Recorded information:
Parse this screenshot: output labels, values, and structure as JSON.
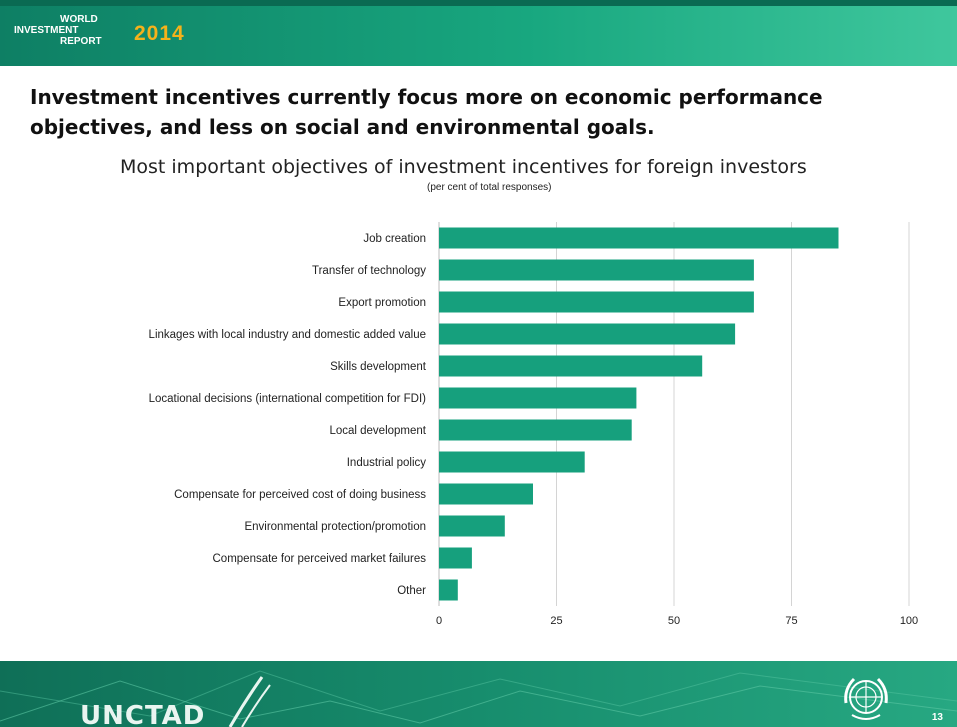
{
  "header": {
    "logo_line1": "WORLD",
    "logo_line2": "INVESTMENT",
    "logo_line3": "REPORT",
    "logo_year": "2014"
  },
  "slide_title": "Investment incentives currently focus more on economic performance objectives, and less on social and environmental goals.",
  "footer": {
    "org": "UNCTAD",
    "page_number": "13"
  },
  "colors": {
    "bar": "#16a07d",
    "header": "#18a77f",
    "footer": "#178d6d",
    "grid": "#d4d4d4"
  },
  "chart_data": {
    "type": "bar",
    "orientation": "horizontal",
    "title": "Most important objectives of investment incentives for foreign investors",
    "subtitle": "(per cent of total responses)",
    "categories": [
      "Job creation",
      "Transfer of technology",
      "Export promotion",
      "Linkages with local industry and domestic added value",
      "Skills development",
      "Locational decisions (international competition for FDI)",
      "Local development",
      "Industrial policy",
      "Compensate for perceived cost of doing business",
      "Environmental protection/promotion",
      "Compensate for perceived market failures",
      "Other"
    ],
    "values": [
      85,
      67,
      67,
      63,
      56,
      42,
      41,
      31,
      20,
      14,
      7,
      4
    ],
    "xlim": [
      0,
      100
    ],
    "xticks": [
      "0",
      "25",
      "50",
      "75",
      "100"
    ],
    "grid": true
  }
}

Stated problem: Print all the records again exactly; do not include any picture.

Solution below:
Parse this screenshot: output labels, values, and structure as JSON.
{
  "header": {
    "logo_line1": "WORLD",
    "logo_line2": "INVESTMENT",
    "logo_line3": "REPORT",
    "logo_year": "2014"
  },
  "slide_title": "Investment incentives currently focus more on economic performance objectives, and less on social and environmental goals.",
  "footer": {
    "org": "UNCTAD",
    "page_number": "13"
  },
  "colors": {
    "bar": "#16a07d",
    "header": "#18a77f",
    "footer": "#178d6d",
    "grid": "#d4d4d4"
  },
  "chart_data": {
    "type": "bar",
    "orientation": "horizontal",
    "title": "Most important objectives of investment incentives for foreign investors",
    "subtitle": "(per cent of total responses)",
    "categories": [
      "Job creation",
      "Transfer of technology",
      "Export promotion",
      "Linkages with local industry and domestic added value",
      "Skills development",
      "Locational decisions (international competition for FDI)",
      "Local development",
      "Industrial policy",
      "Compensate for perceived cost of doing business",
      "Environmental protection/promotion",
      "Compensate for perceived market failures",
      "Other"
    ],
    "values": [
      85,
      67,
      67,
      63,
      56,
      42,
      41,
      31,
      20,
      14,
      7,
      4
    ],
    "xlim": [
      0,
      100
    ],
    "xticks": [
      "0",
      "25",
      "50",
      "75",
      "100"
    ],
    "grid": true
  }
}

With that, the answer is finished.